Stored records:
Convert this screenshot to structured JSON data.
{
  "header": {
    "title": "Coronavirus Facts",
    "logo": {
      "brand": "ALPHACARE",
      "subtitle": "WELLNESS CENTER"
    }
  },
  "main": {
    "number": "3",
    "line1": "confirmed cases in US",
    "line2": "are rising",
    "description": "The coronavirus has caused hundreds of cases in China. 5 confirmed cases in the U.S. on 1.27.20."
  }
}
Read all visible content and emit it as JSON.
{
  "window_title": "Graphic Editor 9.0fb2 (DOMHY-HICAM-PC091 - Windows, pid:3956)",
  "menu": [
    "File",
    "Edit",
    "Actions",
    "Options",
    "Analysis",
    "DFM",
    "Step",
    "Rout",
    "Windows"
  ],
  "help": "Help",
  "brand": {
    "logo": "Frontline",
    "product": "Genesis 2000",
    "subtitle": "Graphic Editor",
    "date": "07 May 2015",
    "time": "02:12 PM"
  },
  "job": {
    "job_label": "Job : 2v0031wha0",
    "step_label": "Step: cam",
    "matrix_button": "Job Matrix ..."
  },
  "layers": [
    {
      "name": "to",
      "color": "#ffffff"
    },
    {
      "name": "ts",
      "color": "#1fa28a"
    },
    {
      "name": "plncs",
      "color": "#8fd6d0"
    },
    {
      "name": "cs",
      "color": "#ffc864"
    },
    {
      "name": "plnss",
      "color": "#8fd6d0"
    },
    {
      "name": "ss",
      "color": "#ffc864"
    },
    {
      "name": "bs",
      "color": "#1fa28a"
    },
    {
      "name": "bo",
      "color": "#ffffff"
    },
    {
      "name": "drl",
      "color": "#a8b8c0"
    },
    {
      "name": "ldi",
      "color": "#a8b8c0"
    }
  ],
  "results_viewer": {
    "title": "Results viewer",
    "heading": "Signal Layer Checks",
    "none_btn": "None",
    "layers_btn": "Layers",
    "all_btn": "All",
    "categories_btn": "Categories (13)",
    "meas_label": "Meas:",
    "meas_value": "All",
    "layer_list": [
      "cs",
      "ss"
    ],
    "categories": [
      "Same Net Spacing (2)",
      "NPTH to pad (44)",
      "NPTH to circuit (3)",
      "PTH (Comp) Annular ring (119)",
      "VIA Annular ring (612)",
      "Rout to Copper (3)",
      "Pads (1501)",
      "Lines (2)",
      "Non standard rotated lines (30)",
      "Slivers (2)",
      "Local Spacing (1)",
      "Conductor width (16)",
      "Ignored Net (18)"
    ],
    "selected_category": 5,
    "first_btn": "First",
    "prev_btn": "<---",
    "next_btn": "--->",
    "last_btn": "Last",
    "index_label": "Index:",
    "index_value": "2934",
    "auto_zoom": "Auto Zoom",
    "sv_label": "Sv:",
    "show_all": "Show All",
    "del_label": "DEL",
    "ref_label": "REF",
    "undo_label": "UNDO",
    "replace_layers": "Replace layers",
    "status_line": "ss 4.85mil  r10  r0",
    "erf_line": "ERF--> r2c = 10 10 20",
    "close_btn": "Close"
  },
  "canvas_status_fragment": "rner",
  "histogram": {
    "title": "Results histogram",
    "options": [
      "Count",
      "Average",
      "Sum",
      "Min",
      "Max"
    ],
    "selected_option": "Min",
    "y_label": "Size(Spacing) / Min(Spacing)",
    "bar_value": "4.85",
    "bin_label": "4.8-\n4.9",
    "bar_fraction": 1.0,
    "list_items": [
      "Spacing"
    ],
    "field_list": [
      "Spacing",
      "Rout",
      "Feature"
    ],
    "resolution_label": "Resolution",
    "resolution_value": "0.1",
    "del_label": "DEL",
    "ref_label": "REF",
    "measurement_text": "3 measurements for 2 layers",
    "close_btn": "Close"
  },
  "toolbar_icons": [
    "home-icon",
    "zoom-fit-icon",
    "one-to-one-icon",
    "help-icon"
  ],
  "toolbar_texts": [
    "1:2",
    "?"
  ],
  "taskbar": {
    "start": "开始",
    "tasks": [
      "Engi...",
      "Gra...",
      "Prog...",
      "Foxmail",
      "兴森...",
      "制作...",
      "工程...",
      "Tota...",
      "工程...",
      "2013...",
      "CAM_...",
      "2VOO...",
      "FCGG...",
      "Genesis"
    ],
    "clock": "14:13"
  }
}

§ **Exercise description**
The records above must be restated. Preserve every word.

§ **Solved exercise**
Convert this screenshot to structured JSON data.
{
  "header": {
    "title": "Coronavirus Facts",
    "logo": {
      "brand": "ALPHACARE",
      "subtitle": "WELLNESS CENTER"
    }
  },
  "main": {
    "number": "3",
    "line1": "confirmed cases in US",
    "line2": "are rising",
    "description": "The coronavirus has caused hundreds of cases in China. 5 confirmed cases in the U.S. on 1.27.20."
  }
}
Read all visible content and emit it as JSON.
{
  "window_title": "Graphic Editor 9.0fb2 (DOMHY-HICAM-PC091 - Windows, pid:3956)",
  "menu": [
    "File",
    "Edit",
    "Actions",
    "Options",
    "Analysis",
    "DFM",
    "Step",
    "Rout",
    "Windows"
  ],
  "help": "Help",
  "brand": {
    "logo": "Frontline",
    "product": "Genesis 2000",
    "subtitle": "Graphic Editor",
    "date": "07 May 2015",
    "time": "02:12 PM"
  },
  "job": {
    "job_label": "Job : 2v0031wha0",
    "step_label": "Step: cam",
    "matrix_button": "Job Matrix ..."
  },
  "layers": [
    {
      "name": "to",
      "color": "#ffffff"
    },
    {
      "name": "ts",
      "color": "#1fa28a"
    },
    {
      "name": "plncs",
      "color": "#8fd6d0"
    },
    {
      "name": "cs",
      "color": "#ffc864"
    },
    {
      "name": "plnss",
      "color": "#8fd6d0"
    },
    {
      "name": "ss",
      "color": "#ffc864"
    },
    {
      "name": "bs",
      "color": "#1fa28a"
    },
    {
      "name": "bo",
      "color": "#ffffff"
    },
    {
      "name": "drl",
      "color": "#a8b8c0"
    },
    {
      "name": "ldi",
      "color": "#a8b8c0"
    }
  ],
  "results_viewer": {
    "title": "Results viewer",
    "heading": "Signal Layer Checks",
    "none_btn": "None",
    "layers_btn": "Layers",
    "all_btn": "All",
    "categories_btn": "Categories (13)",
    "meas_label": "Meas:",
    "meas_value": "All",
    "layer_list": [
      "cs",
      "ss"
    ],
    "categories": [
      "Same Net Spacing (2)",
      "NPTH to pad (44)",
      "NPTH to circuit (3)",
      "PTH (Comp) Annular ring (119)",
      "VIA Annular ring (612)",
      "Rout to Copper (3)",
      "Pads (1501)",
      "Lines (2)",
      "Non standard rotated lines (30)",
      "Slivers (2)",
      "Local Spacing (1)",
      "Conductor width (16)",
      "Ignored Net (18)"
    ],
    "selected_category": 5,
    "first_btn": "First",
    "prev_btn": "<---",
    "next_btn": "--->",
    "last_btn": "Last",
    "index_label": "Index:",
    "index_value": "2934",
    "auto_zoom": "Auto Zoom",
    "sv_label": "Sv:",
    "show_all": "Show All",
    "del_label": "DEL",
    "ref_label": "REF",
    "undo_label": "UNDO",
    "replace_layers": "Replace layers",
    "status_line": "ss 4.85mil  r10  r0",
    "erf_line": "ERF--> r2c = 10 10 20",
    "close_btn": "Close"
  },
  "canvas_status_fragment": "rner",
  "histogram": {
    "title": "Results histogram",
    "options": [
      "Count",
      "Average",
      "Sum",
      "Min",
      "Max"
    ],
    "selected_option": "Min",
    "y_label": "Size(Spacing) / Min(Spacing)",
    "bar_value": "4.85",
    "bin_label": "4.8-\n4.9",
    "bar_fraction": 1.0,
    "list_items": [
      "Spacing"
    ],
    "field_list": [
      "Spacing",
      "Rout",
      "Feature"
    ],
    "resolution_label": "Resolution",
    "resolution_value": "0.1",
    "del_label": "DEL",
    "ref_label": "REF",
    "measurement_text": "3 measurements for 2 layers",
    "close_btn": "Close"
  },
  "toolbar_icons": [
    "home-icon",
    "zoom-fit-icon",
    "one-to-one-icon",
    "help-icon"
  ],
  "toolbar_texts": [
    "1:2",
    "?"
  ],
  "taskbar": {
    "start": "开始",
    "tasks": [
      "Engi...",
      "Gra...",
      "Prog...",
      "Foxmail",
      "兴森...",
      "制作...",
      "工程...",
      "Tota...",
      "工程...",
      "2013...",
      "CAM_...",
      "2VOO...",
      "FCGG...",
      "Genesis"
    ],
    "clock": "14:13"
  }
}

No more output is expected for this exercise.